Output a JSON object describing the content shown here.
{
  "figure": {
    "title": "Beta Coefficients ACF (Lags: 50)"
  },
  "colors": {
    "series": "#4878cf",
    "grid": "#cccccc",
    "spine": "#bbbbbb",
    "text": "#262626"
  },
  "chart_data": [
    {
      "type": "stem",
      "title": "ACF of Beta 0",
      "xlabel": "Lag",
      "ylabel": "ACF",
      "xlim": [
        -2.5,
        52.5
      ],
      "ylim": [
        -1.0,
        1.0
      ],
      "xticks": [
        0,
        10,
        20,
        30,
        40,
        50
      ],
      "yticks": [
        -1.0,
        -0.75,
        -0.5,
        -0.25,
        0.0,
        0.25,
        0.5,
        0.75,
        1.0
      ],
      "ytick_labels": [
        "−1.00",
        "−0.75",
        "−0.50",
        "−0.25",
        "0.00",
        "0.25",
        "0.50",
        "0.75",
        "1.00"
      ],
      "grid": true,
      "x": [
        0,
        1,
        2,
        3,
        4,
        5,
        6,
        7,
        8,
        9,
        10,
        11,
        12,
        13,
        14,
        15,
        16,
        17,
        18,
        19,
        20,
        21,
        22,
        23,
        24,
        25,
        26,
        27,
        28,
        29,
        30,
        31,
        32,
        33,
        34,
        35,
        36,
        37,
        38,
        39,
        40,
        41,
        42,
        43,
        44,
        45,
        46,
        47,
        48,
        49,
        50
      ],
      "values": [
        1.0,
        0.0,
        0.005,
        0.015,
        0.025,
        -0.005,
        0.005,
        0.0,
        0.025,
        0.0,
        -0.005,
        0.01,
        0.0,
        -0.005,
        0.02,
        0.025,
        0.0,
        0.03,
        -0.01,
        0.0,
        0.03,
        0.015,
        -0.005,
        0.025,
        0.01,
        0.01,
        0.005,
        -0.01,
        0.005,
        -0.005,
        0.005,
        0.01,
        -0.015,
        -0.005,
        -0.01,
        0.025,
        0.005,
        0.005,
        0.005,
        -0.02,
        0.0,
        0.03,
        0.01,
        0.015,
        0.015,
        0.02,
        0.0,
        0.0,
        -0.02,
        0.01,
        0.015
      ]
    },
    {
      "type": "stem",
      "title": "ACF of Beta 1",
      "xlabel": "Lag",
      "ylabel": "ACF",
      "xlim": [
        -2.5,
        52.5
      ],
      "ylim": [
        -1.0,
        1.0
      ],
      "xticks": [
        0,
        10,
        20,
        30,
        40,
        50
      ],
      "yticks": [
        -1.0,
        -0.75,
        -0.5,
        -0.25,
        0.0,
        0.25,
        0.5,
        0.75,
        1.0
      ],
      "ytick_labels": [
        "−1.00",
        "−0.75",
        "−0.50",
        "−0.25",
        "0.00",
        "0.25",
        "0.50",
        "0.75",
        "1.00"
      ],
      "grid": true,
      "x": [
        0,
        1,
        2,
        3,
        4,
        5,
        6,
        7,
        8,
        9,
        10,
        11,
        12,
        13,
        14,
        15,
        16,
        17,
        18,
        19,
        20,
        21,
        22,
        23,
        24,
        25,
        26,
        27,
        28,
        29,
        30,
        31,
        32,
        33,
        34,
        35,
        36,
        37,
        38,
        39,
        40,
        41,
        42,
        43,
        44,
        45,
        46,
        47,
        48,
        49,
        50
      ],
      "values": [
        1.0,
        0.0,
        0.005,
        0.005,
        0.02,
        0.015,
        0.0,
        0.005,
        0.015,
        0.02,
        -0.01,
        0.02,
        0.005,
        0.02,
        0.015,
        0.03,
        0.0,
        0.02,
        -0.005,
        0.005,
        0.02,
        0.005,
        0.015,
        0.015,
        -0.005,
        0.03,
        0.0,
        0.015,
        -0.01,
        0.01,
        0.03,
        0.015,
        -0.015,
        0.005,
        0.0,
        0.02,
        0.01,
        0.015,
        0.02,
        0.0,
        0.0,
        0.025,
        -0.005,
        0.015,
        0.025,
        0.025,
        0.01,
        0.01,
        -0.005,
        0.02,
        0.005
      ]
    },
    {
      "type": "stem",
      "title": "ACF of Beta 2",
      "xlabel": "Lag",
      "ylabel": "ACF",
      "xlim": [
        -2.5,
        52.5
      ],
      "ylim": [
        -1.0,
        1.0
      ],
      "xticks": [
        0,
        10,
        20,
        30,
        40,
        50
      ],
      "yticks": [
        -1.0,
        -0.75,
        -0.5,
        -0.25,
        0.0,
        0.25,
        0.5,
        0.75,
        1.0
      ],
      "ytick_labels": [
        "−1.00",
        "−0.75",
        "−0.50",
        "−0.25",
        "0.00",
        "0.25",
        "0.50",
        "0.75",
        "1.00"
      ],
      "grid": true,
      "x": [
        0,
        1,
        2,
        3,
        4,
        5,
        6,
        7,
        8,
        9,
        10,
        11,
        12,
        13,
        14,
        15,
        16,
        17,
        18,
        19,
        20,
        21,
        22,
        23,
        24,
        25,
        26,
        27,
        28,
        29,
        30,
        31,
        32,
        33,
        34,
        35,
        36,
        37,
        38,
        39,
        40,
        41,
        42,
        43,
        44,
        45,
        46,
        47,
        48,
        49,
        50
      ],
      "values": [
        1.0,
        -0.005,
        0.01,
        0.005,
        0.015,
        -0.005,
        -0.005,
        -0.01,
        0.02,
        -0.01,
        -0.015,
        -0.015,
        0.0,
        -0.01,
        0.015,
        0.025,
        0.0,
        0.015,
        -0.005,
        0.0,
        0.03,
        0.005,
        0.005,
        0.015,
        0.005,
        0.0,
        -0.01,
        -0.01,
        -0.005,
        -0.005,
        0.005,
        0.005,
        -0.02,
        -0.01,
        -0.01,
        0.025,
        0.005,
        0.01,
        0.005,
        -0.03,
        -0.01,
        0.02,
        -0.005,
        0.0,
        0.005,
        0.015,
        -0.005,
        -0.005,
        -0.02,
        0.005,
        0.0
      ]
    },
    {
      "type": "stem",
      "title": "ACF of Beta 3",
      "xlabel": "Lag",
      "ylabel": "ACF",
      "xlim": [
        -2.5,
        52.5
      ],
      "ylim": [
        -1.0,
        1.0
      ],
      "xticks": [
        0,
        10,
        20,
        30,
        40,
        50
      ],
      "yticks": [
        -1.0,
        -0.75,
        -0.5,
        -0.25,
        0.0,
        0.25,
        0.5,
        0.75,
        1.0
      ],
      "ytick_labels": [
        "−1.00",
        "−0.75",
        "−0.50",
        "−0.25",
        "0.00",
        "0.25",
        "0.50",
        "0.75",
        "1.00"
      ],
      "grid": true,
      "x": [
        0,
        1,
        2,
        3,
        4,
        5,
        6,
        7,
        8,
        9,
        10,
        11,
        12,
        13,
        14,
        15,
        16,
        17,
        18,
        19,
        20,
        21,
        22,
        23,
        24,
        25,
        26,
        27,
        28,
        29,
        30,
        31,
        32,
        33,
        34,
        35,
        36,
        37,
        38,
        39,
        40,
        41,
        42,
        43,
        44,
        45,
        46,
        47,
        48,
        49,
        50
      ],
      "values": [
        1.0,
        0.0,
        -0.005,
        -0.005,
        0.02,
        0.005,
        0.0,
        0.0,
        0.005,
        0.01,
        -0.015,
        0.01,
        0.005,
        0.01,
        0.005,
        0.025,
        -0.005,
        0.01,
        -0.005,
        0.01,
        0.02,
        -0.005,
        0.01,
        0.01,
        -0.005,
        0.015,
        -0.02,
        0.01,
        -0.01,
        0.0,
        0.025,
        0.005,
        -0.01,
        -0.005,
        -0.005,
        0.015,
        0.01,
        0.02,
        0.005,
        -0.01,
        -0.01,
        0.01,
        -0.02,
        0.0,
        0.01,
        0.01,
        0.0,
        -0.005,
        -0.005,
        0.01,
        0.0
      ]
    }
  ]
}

### Task requirements:
All of the entries must be written out exactly as they stand.

### The output:
Output a JSON object describing the content shown here.
{
  "figure": {
    "title": "Beta Coefficients ACF (Lags: 50)"
  },
  "colors": {
    "series": "#4878cf",
    "grid": "#cccccc",
    "spine": "#bbbbbb",
    "text": "#262626"
  },
  "chart_data": [
    {
      "type": "stem",
      "title": "ACF of Beta 0",
      "xlabel": "Lag",
      "ylabel": "ACF",
      "xlim": [
        -2.5,
        52.5
      ],
      "ylim": [
        -1.0,
        1.0
      ],
      "xticks": [
        0,
        10,
        20,
        30,
        40,
        50
      ],
      "yticks": [
        -1.0,
        -0.75,
        -0.5,
        -0.25,
        0.0,
        0.25,
        0.5,
        0.75,
        1.0
      ],
      "ytick_labels": [
        "−1.00",
        "−0.75",
        "−0.50",
        "−0.25",
        "0.00",
        "0.25",
        "0.50",
        "0.75",
        "1.00"
      ],
      "grid": true,
      "x": [
        0,
        1,
        2,
        3,
        4,
        5,
        6,
        7,
        8,
        9,
        10,
        11,
        12,
        13,
        14,
        15,
        16,
        17,
        18,
        19,
        20,
        21,
        22,
        23,
        24,
        25,
        26,
        27,
        28,
        29,
        30,
        31,
        32,
        33,
        34,
        35,
        36,
        37,
        38,
        39,
        40,
        41,
        42,
        43,
        44,
        45,
        46,
        47,
        48,
        49,
        50
      ],
      "values": [
        1.0,
        0.0,
        0.005,
        0.015,
        0.025,
        -0.005,
        0.005,
        0.0,
        0.025,
        0.0,
        -0.005,
        0.01,
        0.0,
        -0.005,
        0.02,
        0.025,
        0.0,
        0.03,
        -0.01,
        0.0,
        0.03,
        0.015,
        -0.005,
        0.025,
        0.01,
        0.01,
        0.005,
        -0.01,
        0.005,
        -0.005,
        0.005,
        0.01,
        -0.015,
        -0.005,
        -0.01,
        0.025,
        0.005,
        0.005,
        0.005,
        -0.02,
        0.0,
        0.03,
        0.01,
        0.015,
        0.015,
        0.02,
        0.0,
        0.0,
        -0.02,
        0.01,
        0.015
      ]
    },
    {
      "type": "stem",
      "title": "ACF of Beta 1",
      "xlabel": "Lag",
      "ylabel": "ACF",
      "xlim": [
        -2.5,
        52.5
      ],
      "ylim": [
        -1.0,
        1.0
      ],
      "xticks": [
        0,
        10,
        20,
        30,
        40,
        50
      ],
      "yticks": [
        -1.0,
        -0.75,
        -0.5,
        -0.25,
        0.0,
        0.25,
        0.5,
        0.75,
        1.0
      ],
      "ytick_labels": [
        "−1.00",
        "−0.75",
        "−0.50",
        "−0.25",
        "0.00",
        "0.25",
        "0.50",
        "0.75",
        "1.00"
      ],
      "grid": true,
      "x": [
        0,
        1,
        2,
        3,
        4,
        5,
        6,
        7,
        8,
        9,
        10,
        11,
        12,
        13,
        14,
        15,
        16,
        17,
        18,
        19,
        20,
        21,
        22,
        23,
        24,
        25,
        26,
        27,
        28,
        29,
        30,
        31,
        32,
        33,
        34,
        35,
        36,
        37,
        38,
        39,
        40,
        41,
        42,
        43,
        44,
        45,
        46,
        47,
        48,
        49,
        50
      ],
      "values": [
        1.0,
        0.0,
        0.005,
        0.005,
        0.02,
        0.015,
        0.0,
        0.005,
        0.015,
        0.02,
        -0.01,
        0.02,
        0.005,
        0.02,
        0.015,
        0.03,
        0.0,
        0.02,
        -0.005,
        0.005,
        0.02,
        0.005,
        0.015,
        0.015,
        -0.005,
        0.03,
        0.0,
        0.015,
        -0.01,
        0.01,
        0.03,
        0.015,
        -0.015,
        0.005,
        0.0,
        0.02,
        0.01,
        0.015,
        0.02,
        0.0,
        0.0,
        0.025,
        -0.005,
        0.015,
        0.025,
        0.025,
        0.01,
        0.01,
        -0.005,
        0.02,
        0.005
      ]
    },
    {
      "type": "stem",
      "title": "ACF of Beta 2",
      "xlabel": "Lag",
      "ylabel": "ACF",
      "xlim": [
        -2.5,
        52.5
      ],
      "ylim": [
        -1.0,
        1.0
      ],
      "xticks": [
        0,
        10,
        20,
        30,
        40,
        50
      ],
      "yticks": [
        -1.0,
        -0.75,
        -0.5,
        -0.25,
        0.0,
        0.25,
        0.5,
        0.75,
        1.0
      ],
      "ytick_labels": [
        "−1.00",
        "−0.75",
        "−0.50",
        "−0.25",
        "0.00",
        "0.25",
        "0.50",
        "0.75",
        "1.00"
      ],
      "grid": true,
      "x": [
        0,
        1,
        2,
        3,
        4,
        5,
        6,
        7,
        8,
        9,
        10,
        11,
        12,
        13,
        14,
        15,
        16,
        17,
        18,
        19,
        20,
        21,
        22,
        23,
        24,
        25,
        26,
        27,
        28,
        29,
        30,
        31,
        32,
        33,
        34,
        35,
        36,
        37,
        38,
        39,
        40,
        41,
        42,
        43,
        44,
        45,
        46,
        47,
        48,
        49,
        50
      ],
      "values": [
        1.0,
        -0.005,
        0.01,
        0.005,
        0.015,
        -0.005,
        -0.005,
        -0.01,
        0.02,
        -0.01,
        -0.015,
        -0.015,
        0.0,
        -0.01,
        0.015,
        0.025,
        0.0,
        0.015,
        -0.005,
        0.0,
        0.03,
        0.005,
        0.005,
        0.015,
        0.005,
        0.0,
        -0.01,
        -0.01,
        -0.005,
        -0.005,
        0.005,
        0.005,
        -0.02,
        -0.01,
        -0.01,
        0.025,
        0.005,
        0.01,
        0.005,
        -0.03,
        -0.01,
        0.02,
        -0.005,
        0.0,
        0.005,
        0.015,
        -0.005,
        -0.005,
        -0.02,
        0.005,
        0.0
      ]
    },
    {
      "type": "stem",
      "title": "ACF of Beta 3",
      "xlabel": "Lag",
      "ylabel": "ACF",
      "xlim": [
        -2.5,
        52.5
      ],
      "ylim": [
        -1.0,
        1.0
      ],
      "xticks": [
        0,
        10,
        20,
        30,
        40,
        50
      ],
      "yticks": [
        -1.0,
        -0.75,
        -0.5,
        -0.25,
        0.0,
        0.25,
        0.5,
        0.75,
        1.0
      ],
      "ytick_labels": [
        "−1.00",
        "−0.75",
        "−0.50",
        "−0.25",
        "0.00",
        "0.25",
        "0.50",
        "0.75",
        "1.00"
      ],
      "grid": true,
      "x": [
        0,
        1,
        2,
        3,
        4,
        5,
        6,
        7,
        8,
        9,
        10,
        11,
        12,
        13,
        14,
        15,
        16,
        17,
        18,
        19,
        20,
        21,
        22,
        23,
        24,
        25,
        26,
        27,
        28,
        29,
        30,
        31,
        32,
        33,
        34,
        35,
        36,
        37,
        38,
        39,
        40,
        41,
        42,
        43,
        44,
        45,
        46,
        47,
        48,
        49,
        50
      ],
      "values": [
        1.0,
        0.0,
        -0.005,
        -0.005,
        0.02,
        0.005,
        0.0,
        0.0,
        0.005,
        0.01,
        -0.015,
        0.01,
        0.005,
        0.01,
        0.005,
        0.025,
        -0.005,
        0.01,
        -0.005,
        0.01,
        0.02,
        -0.005,
        0.01,
        0.01,
        -0.005,
        0.015,
        -0.02,
        0.01,
        -0.01,
        0.0,
        0.025,
        0.005,
        -0.01,
        -0.005,
        -0.005,
        0.015,
        0.01,
        0.02,
        0.005,
        -0.01,
        -0.01,
        0.01,
        -0.02,
        0.0,
        0.01,
        0.01,
        0.0,
        -0.005,
        -0.005,
        0.01,
        0.0
      ]
    }
  ]
}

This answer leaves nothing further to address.